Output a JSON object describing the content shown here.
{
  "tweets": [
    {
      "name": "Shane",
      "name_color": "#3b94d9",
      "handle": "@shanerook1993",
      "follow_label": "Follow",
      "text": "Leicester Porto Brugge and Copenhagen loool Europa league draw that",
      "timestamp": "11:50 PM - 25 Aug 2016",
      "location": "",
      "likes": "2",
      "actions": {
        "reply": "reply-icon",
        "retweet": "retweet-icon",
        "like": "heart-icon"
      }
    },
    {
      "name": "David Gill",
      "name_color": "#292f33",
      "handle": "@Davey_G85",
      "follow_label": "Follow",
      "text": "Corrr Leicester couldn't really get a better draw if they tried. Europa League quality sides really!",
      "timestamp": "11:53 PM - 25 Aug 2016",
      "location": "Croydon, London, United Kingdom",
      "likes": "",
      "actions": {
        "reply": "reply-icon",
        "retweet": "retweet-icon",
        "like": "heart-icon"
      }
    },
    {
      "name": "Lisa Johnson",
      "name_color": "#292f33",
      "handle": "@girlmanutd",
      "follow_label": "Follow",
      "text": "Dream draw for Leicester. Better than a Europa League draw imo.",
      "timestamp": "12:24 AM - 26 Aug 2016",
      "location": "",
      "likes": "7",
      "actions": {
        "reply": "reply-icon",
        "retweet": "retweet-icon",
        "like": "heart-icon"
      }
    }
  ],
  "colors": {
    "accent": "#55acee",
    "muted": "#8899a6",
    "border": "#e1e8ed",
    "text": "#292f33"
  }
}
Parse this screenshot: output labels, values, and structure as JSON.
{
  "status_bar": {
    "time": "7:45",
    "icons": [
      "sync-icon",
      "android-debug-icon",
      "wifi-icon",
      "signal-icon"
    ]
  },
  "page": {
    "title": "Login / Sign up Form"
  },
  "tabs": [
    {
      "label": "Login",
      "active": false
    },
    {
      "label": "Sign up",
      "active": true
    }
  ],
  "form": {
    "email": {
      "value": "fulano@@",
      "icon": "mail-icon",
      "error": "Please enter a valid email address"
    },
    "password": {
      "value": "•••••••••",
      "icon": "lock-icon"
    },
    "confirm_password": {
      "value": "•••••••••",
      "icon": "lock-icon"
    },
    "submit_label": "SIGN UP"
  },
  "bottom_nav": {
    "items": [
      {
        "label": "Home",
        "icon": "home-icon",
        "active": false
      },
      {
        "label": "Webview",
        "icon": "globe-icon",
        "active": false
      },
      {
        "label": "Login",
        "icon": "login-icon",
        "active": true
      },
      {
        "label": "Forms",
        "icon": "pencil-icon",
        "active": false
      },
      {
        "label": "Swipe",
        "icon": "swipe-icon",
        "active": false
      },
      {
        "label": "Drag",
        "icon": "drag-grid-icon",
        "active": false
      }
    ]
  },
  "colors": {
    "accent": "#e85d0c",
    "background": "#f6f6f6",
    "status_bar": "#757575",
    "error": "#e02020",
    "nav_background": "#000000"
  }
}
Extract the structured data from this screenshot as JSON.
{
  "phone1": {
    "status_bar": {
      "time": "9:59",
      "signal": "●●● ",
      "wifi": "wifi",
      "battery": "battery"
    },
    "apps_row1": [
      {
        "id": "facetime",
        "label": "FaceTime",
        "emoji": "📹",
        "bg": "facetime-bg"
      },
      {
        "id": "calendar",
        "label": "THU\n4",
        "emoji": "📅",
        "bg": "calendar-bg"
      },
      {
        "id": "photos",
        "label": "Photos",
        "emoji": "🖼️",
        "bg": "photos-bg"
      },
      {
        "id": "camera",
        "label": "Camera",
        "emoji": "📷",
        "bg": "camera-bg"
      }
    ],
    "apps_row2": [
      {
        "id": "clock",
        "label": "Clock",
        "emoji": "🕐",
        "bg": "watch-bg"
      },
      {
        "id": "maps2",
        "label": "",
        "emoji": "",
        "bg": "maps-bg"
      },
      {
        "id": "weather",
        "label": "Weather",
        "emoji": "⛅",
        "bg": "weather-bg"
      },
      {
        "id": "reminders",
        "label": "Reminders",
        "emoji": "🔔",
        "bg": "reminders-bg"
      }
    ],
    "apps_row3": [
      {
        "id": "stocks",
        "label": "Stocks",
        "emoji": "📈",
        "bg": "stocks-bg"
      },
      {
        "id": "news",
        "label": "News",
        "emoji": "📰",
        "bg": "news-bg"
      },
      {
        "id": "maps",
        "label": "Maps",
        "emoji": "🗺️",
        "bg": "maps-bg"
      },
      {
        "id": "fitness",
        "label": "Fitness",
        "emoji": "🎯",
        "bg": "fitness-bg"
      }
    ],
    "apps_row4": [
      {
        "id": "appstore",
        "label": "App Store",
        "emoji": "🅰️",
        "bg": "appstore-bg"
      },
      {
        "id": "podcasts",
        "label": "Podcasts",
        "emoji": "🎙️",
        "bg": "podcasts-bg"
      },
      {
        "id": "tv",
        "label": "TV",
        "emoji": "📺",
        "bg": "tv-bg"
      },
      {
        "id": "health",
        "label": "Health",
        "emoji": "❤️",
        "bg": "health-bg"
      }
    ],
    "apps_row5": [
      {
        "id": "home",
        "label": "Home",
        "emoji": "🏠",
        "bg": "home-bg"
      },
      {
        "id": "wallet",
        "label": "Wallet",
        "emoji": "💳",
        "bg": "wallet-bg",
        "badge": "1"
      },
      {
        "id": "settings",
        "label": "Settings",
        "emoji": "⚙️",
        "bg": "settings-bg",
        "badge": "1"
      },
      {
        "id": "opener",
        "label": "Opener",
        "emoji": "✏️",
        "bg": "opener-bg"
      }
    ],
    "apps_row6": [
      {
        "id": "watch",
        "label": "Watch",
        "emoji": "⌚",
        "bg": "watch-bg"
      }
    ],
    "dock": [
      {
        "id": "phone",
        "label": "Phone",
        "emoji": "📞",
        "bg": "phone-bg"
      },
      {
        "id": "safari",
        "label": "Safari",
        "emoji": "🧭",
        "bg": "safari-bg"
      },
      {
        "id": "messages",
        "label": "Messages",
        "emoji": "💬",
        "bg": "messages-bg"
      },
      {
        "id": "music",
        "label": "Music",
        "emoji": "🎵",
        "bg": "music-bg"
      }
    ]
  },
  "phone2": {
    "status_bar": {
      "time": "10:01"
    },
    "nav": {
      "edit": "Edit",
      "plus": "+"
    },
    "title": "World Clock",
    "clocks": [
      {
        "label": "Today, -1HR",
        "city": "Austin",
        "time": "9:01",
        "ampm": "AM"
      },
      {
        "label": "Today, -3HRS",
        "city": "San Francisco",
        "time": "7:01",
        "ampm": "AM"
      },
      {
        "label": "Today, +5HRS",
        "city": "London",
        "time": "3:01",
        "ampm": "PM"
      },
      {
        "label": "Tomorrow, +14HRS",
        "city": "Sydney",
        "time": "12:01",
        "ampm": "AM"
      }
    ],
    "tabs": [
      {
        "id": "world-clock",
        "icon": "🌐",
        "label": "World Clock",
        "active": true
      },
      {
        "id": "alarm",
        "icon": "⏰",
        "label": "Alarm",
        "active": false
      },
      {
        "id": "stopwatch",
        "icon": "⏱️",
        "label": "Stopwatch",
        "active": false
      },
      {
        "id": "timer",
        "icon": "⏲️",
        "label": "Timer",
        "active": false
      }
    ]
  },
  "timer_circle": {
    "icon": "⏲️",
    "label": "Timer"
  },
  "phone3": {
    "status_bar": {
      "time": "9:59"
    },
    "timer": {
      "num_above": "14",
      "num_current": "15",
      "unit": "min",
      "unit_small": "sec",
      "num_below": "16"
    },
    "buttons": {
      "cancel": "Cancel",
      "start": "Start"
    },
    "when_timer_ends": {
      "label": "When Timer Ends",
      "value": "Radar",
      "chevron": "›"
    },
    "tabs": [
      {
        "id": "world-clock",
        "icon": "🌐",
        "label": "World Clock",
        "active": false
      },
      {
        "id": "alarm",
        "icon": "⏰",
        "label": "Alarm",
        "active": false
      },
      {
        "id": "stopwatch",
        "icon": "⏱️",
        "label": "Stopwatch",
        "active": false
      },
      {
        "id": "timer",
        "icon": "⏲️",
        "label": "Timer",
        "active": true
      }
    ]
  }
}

**Do this**
Only lines with the word "Today" should be collected from the material.

**Solution for this exercise**
        "label": "Today, -1HR",
        "label": "Today, -3HRS",
        "label": "Today, +5HRS",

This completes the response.